Return each line that holds the word "forming".

Source records:
☆ ☆ ☆ ☆ ☆

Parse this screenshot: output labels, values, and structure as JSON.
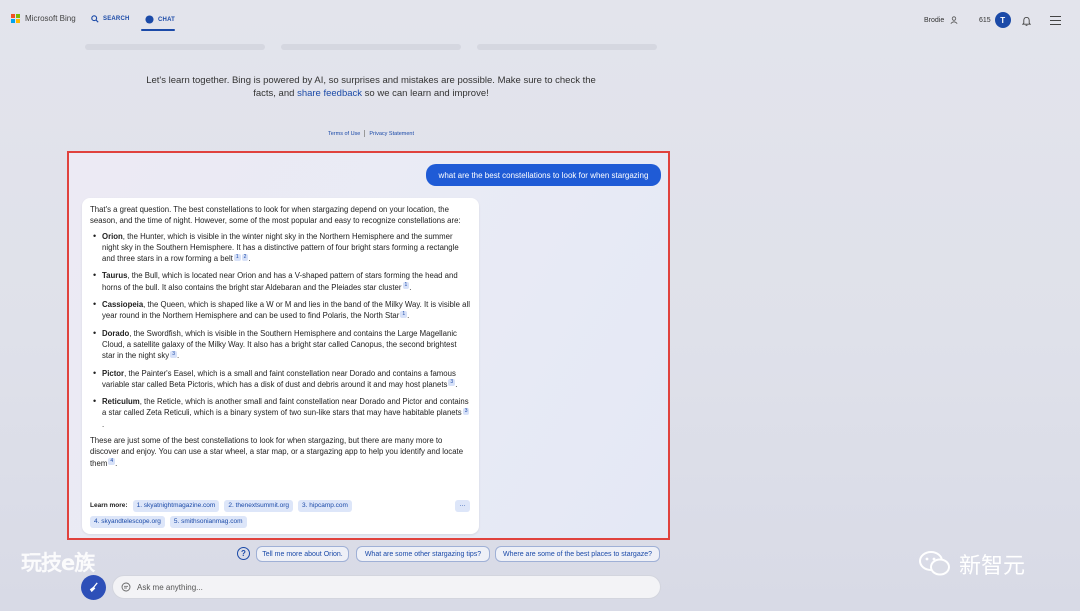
{
  "header": {
    "brand": "Microsoft Bing",
    "tabs": [
      {
        "label": "SEARCH",
        "icon": "search-icon"
      },
      {
        "label": "CHAT",
        "icon": "chat-bubble-icon"
      }
    ],
    "user_name": "Brodie",
    "points": "615",
    "medal_letter": "T"
  },
  "disclaimer": {
    "line1": "Let's learn together. Bing is powered by AI, so surprises and mistakes are possible. Make sure to check the",
    "pre": "facts, and ",
    "link": "share feedback",
    "post": " so we can learn and improve!"
  },
  "legal": {
    "terms": "Terms of Use",
    "privacy": "Privacy Statement"
  },
  "conversation": {
    "user_message": "what are the best constellations to look for when stargazing",
    "intro": "That's a great question. The best constellations to look for when stargazing depend on your location, the season, and the time of night. However, some of the most popular and easy to recognize constellations are:",
    "items": [
      {
        "name": "Orion",
        "text": ", the Hunter, which is visible in the winter night sky in the Northern Hemisphere and the summer night sky in the Southern Hemisphere. It has a distinctive pattern of four bright stars forming a rectangle and three stars in a row forming a belt",
        "cites": [
          "1",
          "2"
        ]
      },
      {
        "name": "Taurus",
        "text": ", the Bull, which is located near Orion and has a V-shaped pattern of stars forming the head and horns of the bull. It also contains the bright star Aldebaran and the Pleiades star cluster",
        "cites": [
          "1"
        ]
      },
      {
        "name": "Cassiopeia",
        "text": ", the Queen, which is shaped like a W or M and lies in the band of the Milky Way. It is visible all year round in the Northern Hemisphere and can be used to find Polaris, the North Star",
        "cites": [
          "1"
        ]
      },
      {
        "name": "Dorado",
        "text": ", the Swordfish, which is visible in the Southern Hemisphere and contains the Large Magellanic Cloud, a satellite galaxy of the Milky Way. It also has a bright star called Canopus, the second brightest star in the night sky",
        "cites": [
          "3"
        ]
      },
      {
        "name": "Pictor",
        "text": ", the Painter's Easel, which is a small and faint constellation near Dorado and contains a famous variable star called Beta Pictoris, which has a disk of dust and debris around it and may host planets",
        "cites": [
          "3"
        ]
      },
      {
        "name": "Reticulum",
        "text": ", the Reticle, which is another small and faint constellation near Dorado and Pictor and contains a star called Zeta Reticuli, which is a binary system of two sun-like stars that may have habitable planets",
        "cites": [
          "3"
        ]
      }
    ],
    "outro": "These are just some of the best constellations to look for when stargazing, but there are many more to discover and enjoy. You can use a star wheel, a star map, or a stargazing app to help you identify and locate them",
    "outro_cite": "4",
    "learn_more_label": "Learn more:",
    "sources": [
      "1. skyatnightmagazine.com",
      "2. thenextsummit.org",
      "3. hipcamp.com",
      "4. skyandtelescope.org",
      "5. smithsonianmag.com"
    ],
    "more_label": "…"
  },
  "suggestions": [
    "Tell me more about Orion.",
    "What are some other stargazing tips?",
    "Where are some of the best places to stargaze?"
  ],
  "input": {
    "placeholder": "Ask me anything..."
  },
  "watermarks": {
    "left": "玩技e族",
    "right": "新智元"
  },
  "colors": {
    "accent": "#1b4aa8",
    "user_bubble": "#1f5bd6",
    "highlight_border": "#e0423d"
  }
}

☆ ☆ ☆ ☆ ☆

> _Task result_
        "text": ", the Hunter, which is visible in the winter night sky in the Northern Hemisphere and the summer night sky in the Southern Hemisphere. It has a distinctive pattern of four bright stars forming a rectangle and three stars in a row forming a belt",
        "text": ", the Bull, which is located near Orion and has a V-shaped pattern of stars forming the head and horns of the bull. It also contains the bright star Aldebaran and the Pleiades star cluster",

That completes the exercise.